■ **Direction**
Every line with the string "assembly" should be gathered.
--- Begin ---
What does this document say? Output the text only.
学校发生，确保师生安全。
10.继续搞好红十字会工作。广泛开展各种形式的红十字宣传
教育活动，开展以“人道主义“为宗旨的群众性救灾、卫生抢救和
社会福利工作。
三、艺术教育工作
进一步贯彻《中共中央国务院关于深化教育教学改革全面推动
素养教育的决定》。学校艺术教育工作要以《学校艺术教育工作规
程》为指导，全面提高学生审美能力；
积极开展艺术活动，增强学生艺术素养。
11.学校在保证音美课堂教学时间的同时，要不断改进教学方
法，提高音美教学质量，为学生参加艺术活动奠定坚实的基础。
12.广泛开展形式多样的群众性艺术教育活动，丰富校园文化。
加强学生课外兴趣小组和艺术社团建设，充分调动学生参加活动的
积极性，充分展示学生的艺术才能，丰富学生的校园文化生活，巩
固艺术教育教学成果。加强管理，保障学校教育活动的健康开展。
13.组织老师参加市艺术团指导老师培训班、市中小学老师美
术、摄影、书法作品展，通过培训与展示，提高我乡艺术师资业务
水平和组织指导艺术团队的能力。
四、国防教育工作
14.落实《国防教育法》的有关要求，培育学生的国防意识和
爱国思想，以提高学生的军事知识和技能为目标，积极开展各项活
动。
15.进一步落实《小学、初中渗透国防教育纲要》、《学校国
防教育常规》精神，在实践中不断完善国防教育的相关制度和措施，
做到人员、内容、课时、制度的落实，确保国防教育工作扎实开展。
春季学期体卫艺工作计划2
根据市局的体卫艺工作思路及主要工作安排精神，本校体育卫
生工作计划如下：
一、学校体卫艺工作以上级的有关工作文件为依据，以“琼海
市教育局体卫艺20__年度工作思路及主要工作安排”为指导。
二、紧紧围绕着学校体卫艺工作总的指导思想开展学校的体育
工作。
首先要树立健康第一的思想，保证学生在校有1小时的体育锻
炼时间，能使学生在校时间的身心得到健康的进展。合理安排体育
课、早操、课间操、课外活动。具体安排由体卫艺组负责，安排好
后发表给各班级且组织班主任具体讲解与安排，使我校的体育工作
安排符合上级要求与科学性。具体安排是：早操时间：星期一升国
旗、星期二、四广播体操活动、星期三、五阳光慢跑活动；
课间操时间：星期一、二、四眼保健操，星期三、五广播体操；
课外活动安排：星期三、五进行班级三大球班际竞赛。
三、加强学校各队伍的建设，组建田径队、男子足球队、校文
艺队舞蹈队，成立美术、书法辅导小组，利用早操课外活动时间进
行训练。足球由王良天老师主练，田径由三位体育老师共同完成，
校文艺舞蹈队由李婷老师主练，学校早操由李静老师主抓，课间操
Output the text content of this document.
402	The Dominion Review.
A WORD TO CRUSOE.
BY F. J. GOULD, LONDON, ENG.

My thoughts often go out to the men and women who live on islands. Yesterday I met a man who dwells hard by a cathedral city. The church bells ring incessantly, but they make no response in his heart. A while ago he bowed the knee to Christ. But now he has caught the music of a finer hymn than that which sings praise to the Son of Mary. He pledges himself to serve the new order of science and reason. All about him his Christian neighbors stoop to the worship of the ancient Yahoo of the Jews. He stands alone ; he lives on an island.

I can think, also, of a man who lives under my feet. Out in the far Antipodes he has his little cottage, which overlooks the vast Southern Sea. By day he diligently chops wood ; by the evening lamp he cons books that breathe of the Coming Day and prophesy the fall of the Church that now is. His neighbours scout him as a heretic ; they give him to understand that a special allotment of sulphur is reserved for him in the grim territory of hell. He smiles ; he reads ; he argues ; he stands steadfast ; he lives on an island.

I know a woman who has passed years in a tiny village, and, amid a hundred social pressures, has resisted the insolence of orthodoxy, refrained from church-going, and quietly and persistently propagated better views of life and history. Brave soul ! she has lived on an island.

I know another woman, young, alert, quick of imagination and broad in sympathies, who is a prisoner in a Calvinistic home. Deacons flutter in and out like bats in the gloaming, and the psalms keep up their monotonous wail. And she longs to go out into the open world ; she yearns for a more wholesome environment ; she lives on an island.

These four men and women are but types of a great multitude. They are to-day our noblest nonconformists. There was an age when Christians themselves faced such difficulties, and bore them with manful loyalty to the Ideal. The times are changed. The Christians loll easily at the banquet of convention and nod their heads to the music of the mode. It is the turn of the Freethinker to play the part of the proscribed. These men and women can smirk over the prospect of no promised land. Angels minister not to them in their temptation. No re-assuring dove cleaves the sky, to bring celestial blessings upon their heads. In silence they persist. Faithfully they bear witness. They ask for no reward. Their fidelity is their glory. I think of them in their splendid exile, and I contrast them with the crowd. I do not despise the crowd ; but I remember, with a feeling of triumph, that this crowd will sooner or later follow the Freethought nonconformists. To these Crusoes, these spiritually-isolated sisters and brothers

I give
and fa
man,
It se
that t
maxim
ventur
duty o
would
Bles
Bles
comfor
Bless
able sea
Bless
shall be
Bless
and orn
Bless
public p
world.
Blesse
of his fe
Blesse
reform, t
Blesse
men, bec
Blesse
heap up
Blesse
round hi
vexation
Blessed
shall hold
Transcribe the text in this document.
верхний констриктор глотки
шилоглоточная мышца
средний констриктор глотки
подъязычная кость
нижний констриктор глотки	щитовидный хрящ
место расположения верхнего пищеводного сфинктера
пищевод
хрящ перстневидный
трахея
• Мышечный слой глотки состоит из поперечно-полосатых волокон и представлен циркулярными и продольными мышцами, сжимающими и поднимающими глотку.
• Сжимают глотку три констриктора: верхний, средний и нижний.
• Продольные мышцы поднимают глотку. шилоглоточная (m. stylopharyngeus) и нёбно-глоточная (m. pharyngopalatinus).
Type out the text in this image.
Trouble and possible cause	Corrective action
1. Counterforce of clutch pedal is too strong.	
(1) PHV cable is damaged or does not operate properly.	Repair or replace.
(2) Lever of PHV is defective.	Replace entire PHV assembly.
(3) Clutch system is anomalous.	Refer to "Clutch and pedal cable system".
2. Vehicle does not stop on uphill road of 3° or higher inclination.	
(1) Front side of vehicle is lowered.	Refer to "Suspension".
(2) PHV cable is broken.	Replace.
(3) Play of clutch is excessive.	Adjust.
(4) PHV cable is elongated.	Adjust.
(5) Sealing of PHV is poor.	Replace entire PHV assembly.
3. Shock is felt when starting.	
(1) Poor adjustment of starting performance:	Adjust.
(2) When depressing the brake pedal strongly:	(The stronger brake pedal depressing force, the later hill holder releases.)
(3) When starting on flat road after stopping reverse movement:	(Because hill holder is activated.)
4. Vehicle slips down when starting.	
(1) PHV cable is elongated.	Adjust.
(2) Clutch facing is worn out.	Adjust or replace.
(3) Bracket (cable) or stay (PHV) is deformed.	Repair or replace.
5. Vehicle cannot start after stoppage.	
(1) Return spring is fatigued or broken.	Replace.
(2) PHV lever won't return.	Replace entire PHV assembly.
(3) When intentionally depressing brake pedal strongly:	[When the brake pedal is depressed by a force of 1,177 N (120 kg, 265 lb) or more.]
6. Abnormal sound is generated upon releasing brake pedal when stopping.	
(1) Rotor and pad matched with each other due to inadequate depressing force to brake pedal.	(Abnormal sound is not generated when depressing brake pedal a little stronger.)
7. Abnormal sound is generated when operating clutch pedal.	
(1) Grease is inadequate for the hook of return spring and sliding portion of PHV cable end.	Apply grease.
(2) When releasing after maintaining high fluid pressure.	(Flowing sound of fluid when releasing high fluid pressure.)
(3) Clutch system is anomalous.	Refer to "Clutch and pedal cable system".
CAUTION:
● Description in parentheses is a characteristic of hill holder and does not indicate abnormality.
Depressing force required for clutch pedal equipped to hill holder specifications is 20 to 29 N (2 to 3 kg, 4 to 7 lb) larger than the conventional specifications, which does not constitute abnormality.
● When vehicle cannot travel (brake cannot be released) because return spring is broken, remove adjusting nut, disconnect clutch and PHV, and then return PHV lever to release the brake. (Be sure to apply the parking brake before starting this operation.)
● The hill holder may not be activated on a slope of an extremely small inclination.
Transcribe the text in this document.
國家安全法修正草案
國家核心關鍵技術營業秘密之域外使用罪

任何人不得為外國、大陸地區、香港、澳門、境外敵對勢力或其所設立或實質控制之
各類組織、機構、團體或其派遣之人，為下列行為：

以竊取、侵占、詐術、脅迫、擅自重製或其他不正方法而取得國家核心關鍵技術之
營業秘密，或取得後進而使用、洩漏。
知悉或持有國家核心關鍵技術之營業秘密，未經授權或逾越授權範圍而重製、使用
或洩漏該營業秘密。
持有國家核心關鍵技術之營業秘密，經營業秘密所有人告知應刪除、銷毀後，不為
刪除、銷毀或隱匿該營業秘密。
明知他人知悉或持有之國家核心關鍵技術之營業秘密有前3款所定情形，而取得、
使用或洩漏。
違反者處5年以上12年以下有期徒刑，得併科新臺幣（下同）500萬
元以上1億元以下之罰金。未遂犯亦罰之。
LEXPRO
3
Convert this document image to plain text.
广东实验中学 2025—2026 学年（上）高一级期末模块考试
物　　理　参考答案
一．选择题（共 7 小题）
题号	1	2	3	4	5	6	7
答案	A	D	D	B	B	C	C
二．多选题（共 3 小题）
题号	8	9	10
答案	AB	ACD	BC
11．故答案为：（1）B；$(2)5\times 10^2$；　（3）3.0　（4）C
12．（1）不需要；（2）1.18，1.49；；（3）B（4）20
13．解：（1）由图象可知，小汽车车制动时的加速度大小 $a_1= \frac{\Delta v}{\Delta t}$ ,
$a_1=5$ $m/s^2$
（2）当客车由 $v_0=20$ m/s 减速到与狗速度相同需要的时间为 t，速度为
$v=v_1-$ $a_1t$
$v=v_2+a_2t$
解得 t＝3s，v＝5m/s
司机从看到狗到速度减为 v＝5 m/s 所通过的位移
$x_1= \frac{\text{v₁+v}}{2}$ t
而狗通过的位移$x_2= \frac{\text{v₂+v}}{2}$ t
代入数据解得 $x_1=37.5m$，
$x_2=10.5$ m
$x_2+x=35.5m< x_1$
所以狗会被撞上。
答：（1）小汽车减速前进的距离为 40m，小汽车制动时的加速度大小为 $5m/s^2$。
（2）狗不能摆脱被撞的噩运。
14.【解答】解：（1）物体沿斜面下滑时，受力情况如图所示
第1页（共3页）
--- End ---
■ **Written solution**
(2) Lever of PHV is defective.	Replace entire PHV assembly.
(5) Sealing of PHV is poor.	Replace entire PHV assembly.
(2) PHV lever won't return.	Replace entire PHV assembly.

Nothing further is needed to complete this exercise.